### [Stated exercise]
Find every line with the word "计算方式为". Copy those lines.
···
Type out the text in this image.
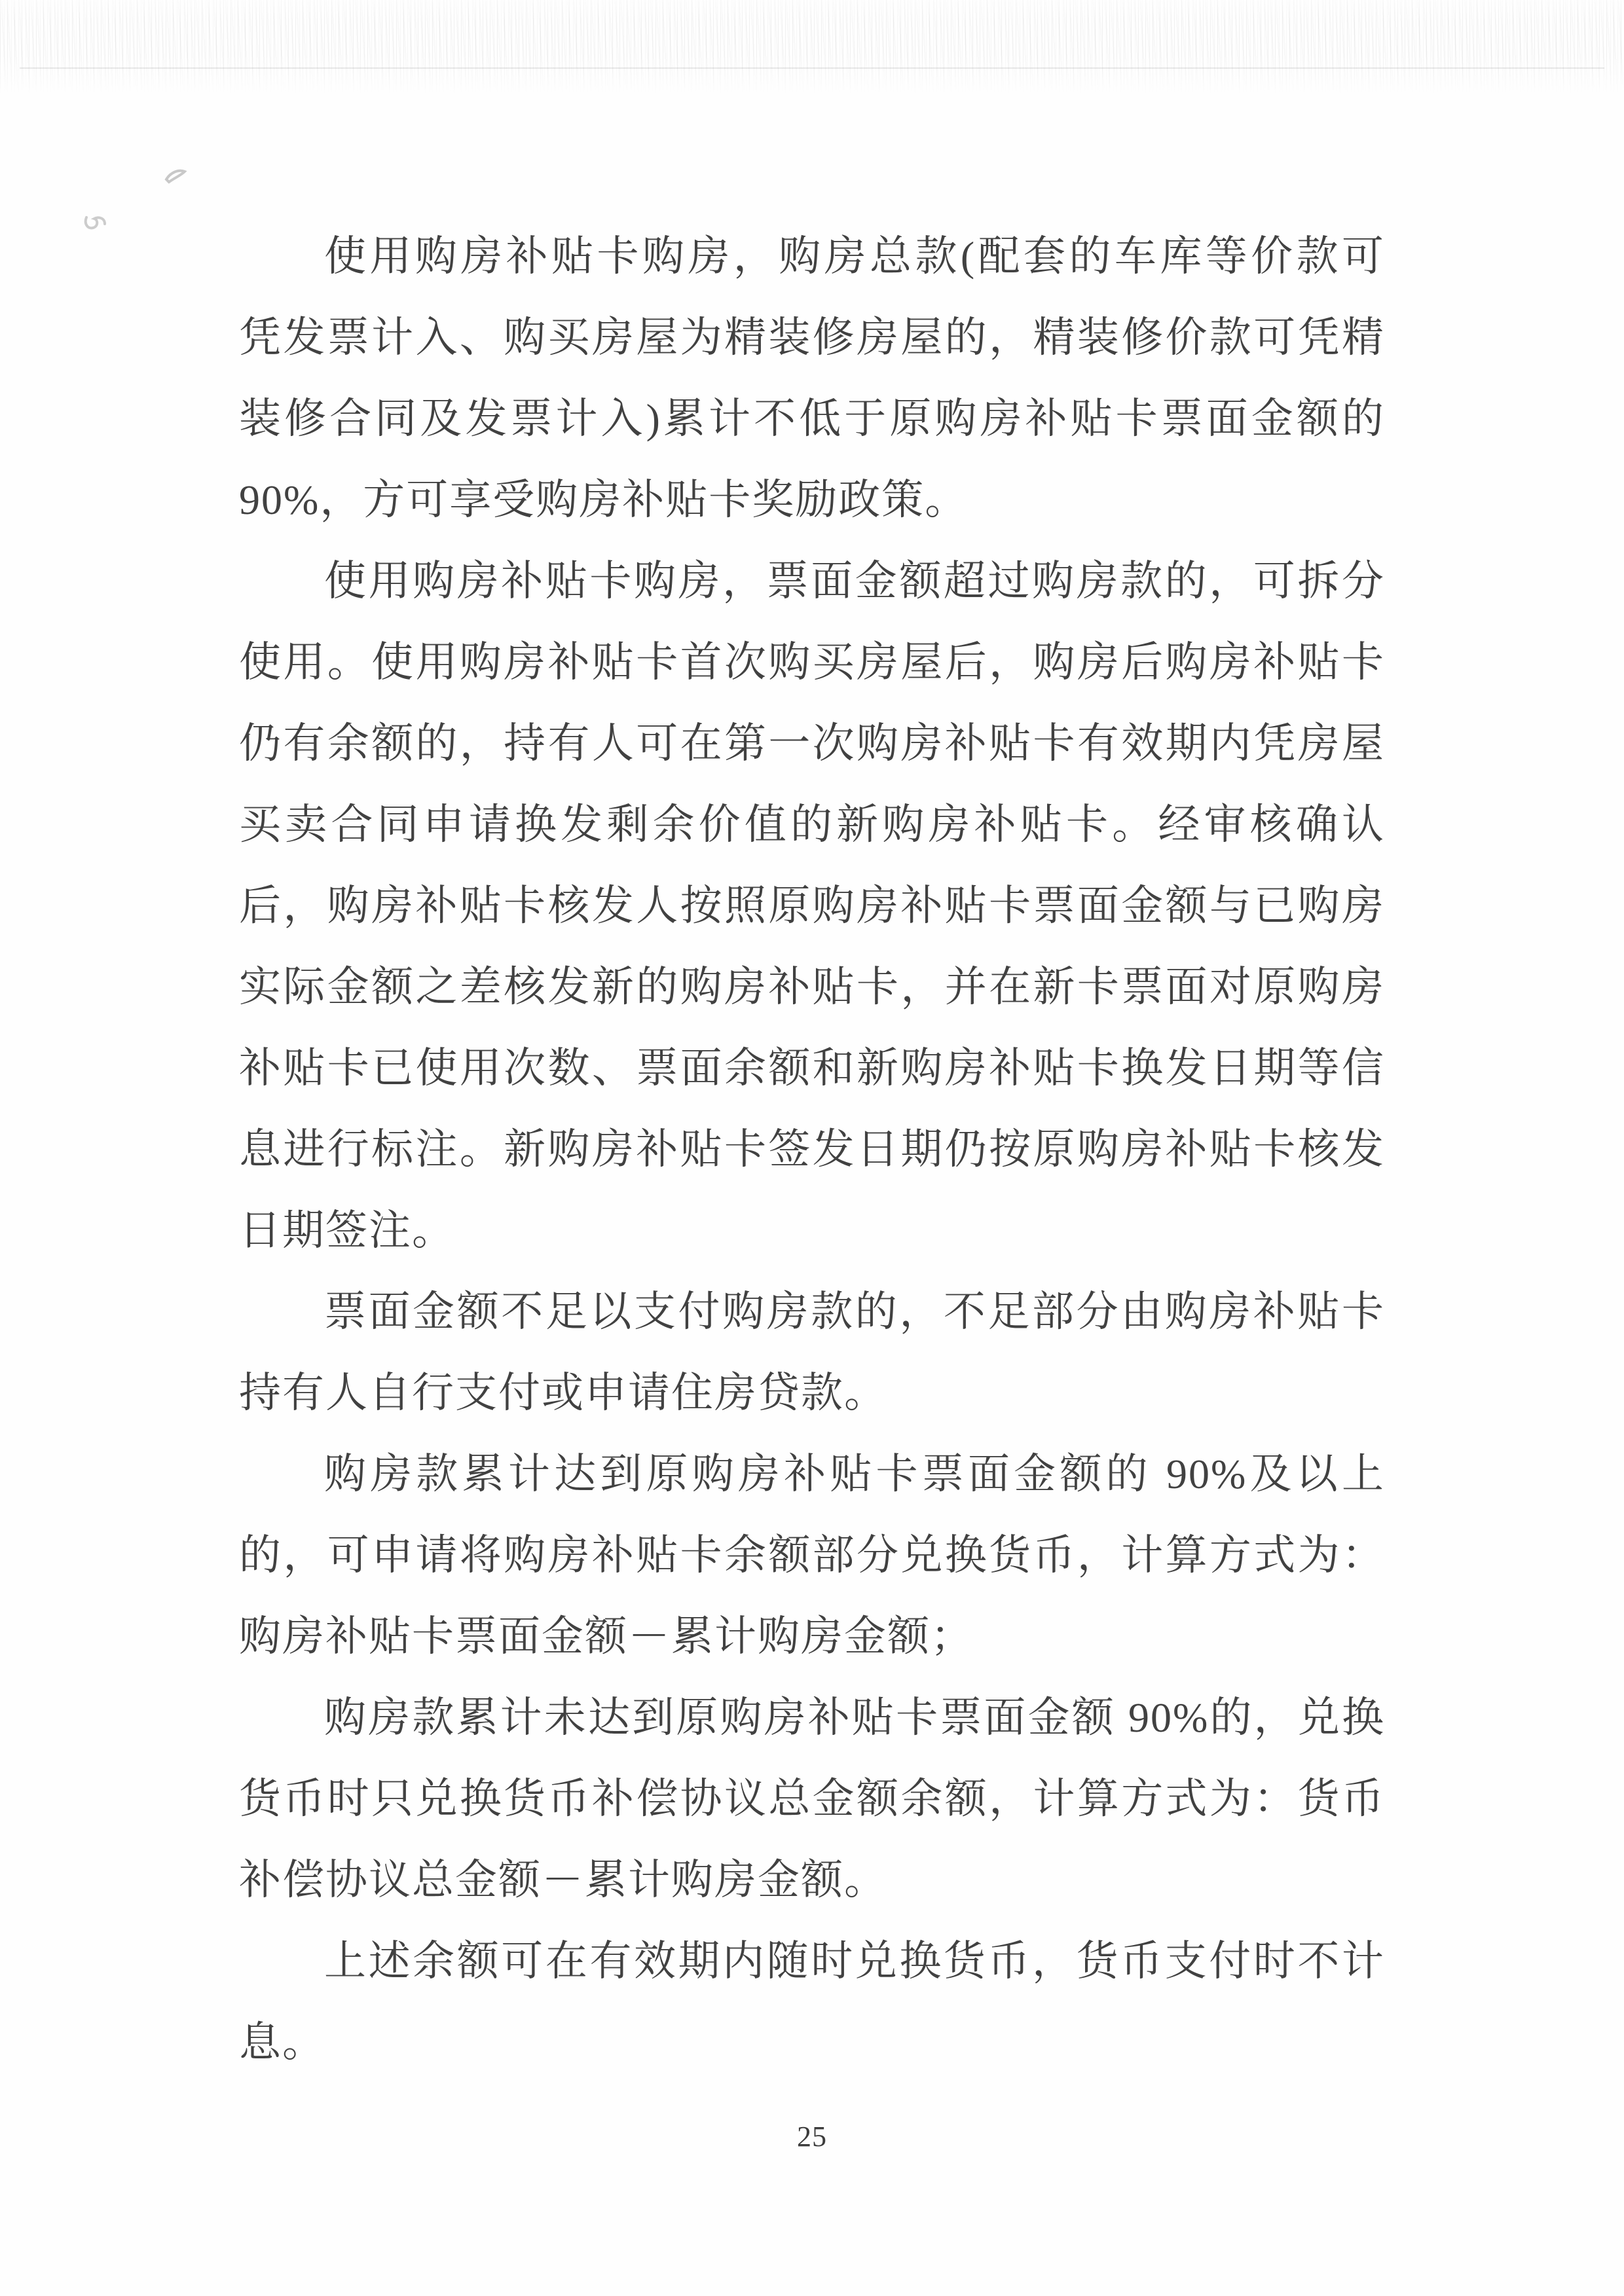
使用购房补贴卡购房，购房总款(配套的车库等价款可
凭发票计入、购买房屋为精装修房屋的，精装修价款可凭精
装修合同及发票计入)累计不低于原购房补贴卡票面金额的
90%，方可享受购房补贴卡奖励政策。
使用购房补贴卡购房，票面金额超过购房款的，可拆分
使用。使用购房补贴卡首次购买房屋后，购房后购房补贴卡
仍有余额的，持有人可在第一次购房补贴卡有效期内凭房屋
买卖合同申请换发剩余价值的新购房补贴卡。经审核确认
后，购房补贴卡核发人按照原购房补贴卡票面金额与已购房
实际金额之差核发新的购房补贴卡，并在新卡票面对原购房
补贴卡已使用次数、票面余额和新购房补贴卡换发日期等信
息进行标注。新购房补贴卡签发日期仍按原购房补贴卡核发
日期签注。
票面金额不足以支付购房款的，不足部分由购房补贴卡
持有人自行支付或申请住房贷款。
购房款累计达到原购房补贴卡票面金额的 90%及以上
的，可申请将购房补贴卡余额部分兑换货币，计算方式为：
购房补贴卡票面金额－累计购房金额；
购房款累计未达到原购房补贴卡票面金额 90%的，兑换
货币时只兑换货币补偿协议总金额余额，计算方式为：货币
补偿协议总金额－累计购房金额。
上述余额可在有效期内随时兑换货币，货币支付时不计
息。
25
···
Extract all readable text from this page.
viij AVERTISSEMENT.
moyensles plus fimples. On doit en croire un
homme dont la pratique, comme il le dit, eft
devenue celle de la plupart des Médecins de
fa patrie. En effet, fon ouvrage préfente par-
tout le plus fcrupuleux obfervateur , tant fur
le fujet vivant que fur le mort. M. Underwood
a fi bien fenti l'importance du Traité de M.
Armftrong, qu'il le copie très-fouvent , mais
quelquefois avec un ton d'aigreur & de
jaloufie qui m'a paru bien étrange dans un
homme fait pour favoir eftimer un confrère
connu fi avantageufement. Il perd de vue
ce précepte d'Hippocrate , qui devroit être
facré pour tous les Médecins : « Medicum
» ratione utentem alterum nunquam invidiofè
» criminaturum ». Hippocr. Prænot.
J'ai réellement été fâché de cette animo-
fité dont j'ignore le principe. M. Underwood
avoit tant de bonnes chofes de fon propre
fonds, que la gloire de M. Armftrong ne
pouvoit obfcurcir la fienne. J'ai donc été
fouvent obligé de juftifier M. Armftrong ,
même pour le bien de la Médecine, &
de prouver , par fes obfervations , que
···
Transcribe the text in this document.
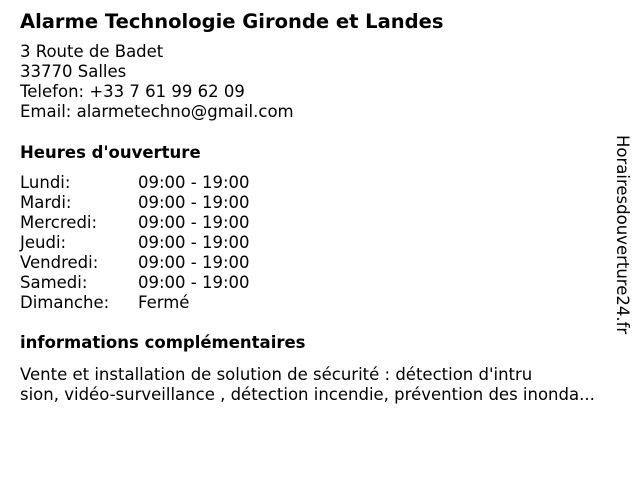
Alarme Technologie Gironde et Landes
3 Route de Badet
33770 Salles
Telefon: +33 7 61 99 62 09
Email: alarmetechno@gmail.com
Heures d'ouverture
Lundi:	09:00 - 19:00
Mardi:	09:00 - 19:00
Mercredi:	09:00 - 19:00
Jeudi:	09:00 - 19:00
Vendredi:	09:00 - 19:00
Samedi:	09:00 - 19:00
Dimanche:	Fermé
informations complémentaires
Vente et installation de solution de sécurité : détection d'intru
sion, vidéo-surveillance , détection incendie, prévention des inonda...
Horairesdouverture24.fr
···
### [Output for this task]
的，可申请将购房补贴卡余额部分兑换货币，计算方式为：
货币时只兑换货币补偿协议总金额余额，计算方式为：货币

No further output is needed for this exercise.